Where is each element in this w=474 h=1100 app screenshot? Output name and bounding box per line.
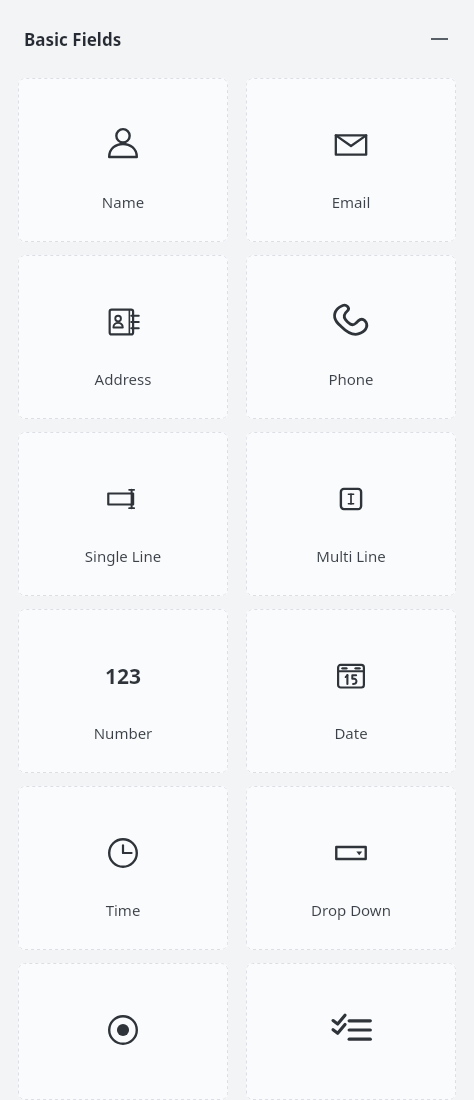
button[interactable]: Number: [18, 609, 228, 773]
button[interactable]: Drop Down: [246, 786, 456, 950]
staticText: Number: [18, 723, 228, 743]
staticText: Time: [18, 900, 228, 920]
button[interactable]: Single Line: [18, 432, 228, 596]
staticText: Date: [246, 723, 456, 743]
staticText: Email: [246, 192, 456, 212]
staticText: 123: [105, 662, 142, 691]
staticText: Basic Fields: [24, 28, 122, 51]
staticText: Single Line: [18, 546, 228, 566]
button[interactable]: Collapse section: [426, 26, 452, 52]
staticText: Multi Line: [246, 546, 456, 566]
button[interactable]: Email: [246, 78, 456, 242]
button[interactable]: Name: [18, 78, 228, 242]
button[interactable]: Address: [18, 255, 228, 419]
button[interactable]: Time: [18, 786, 228, 950]
staticText: Address: [18, 369, 228, 389]
staticText: Drop Down: [246, 900, 456, 920]
staticText: Phone: [246, 369, 456, 389]
button[interactable]: Phone: [246, 255, 456, 419]
button[interactable]: Radio Button: [18, 963, 228, 1100]
button[interactable]: Checklist: [246, 963, 456, 1100]
button[interactable]: Multi Line: [246, 432, 456, 596]
staticText: Name: [18, 192, 228, 212]
button[interactable]: Date: [246, 609, 456, 773]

________________________________________

*DIRECTION*
Copy the records from the line containing "button[interactable]: Number: [18, 609, 228, 773]" through the end of the records, substituting "Dropdown" for "Drop Down" and leaving everything else unchanged.

*FINISHED EXERCISE*
button[interactable]: Number: [18, 609, 228, 773]
button[interactable]: Dropdown: [246, 786, 456, 950]
staticText: Number: [18, 723, 228, 743]
staticText: Time: [18, 900, 228, 920]
button[interactable]: Single Line: [18, 432, 228, 596]
staticText: Date: [246, 723, 456, 743]
staticText: Email: [246, 192, 456, 212]
staticText: 123: [105, 662, 142, 691]
staticText: Basic Fields: [24, 28, 122, 51]
staticText: Single Line: [18, 546, 228, 566]
button[interactable]: Collapse section: [426, 26, 452, 52]
staticText: Multi Line: [246, 546, 456, 566]
button[interactable]: Email: [246, 78, 456, 242]
button[interactable]: Name: [18, 78, 228, 242]
button[interactable]: Address: [18, 255, 228, 419]
button[interactable]: Time: [18, 786, 228, 950]
staticText: Address: [18, 369, 228, 389]
staticText: Dropdown: [246, 900, 456, 920]
staticText: Phone: [246, 369, 456, 389]
button[interactable]: Phone: [246, 255, 456, 419]
button[interactable]: Radio Button: [18, 963, 228, 1100]
button[interactable]: Checklist: [246, 963, 456, 1100]
button[interactable]: Multi Line: [246, 432, 456, 596]
staticText: Name: [18, 192, 228, 212]
button[interactable]: Date: [246, 609, 456, 773]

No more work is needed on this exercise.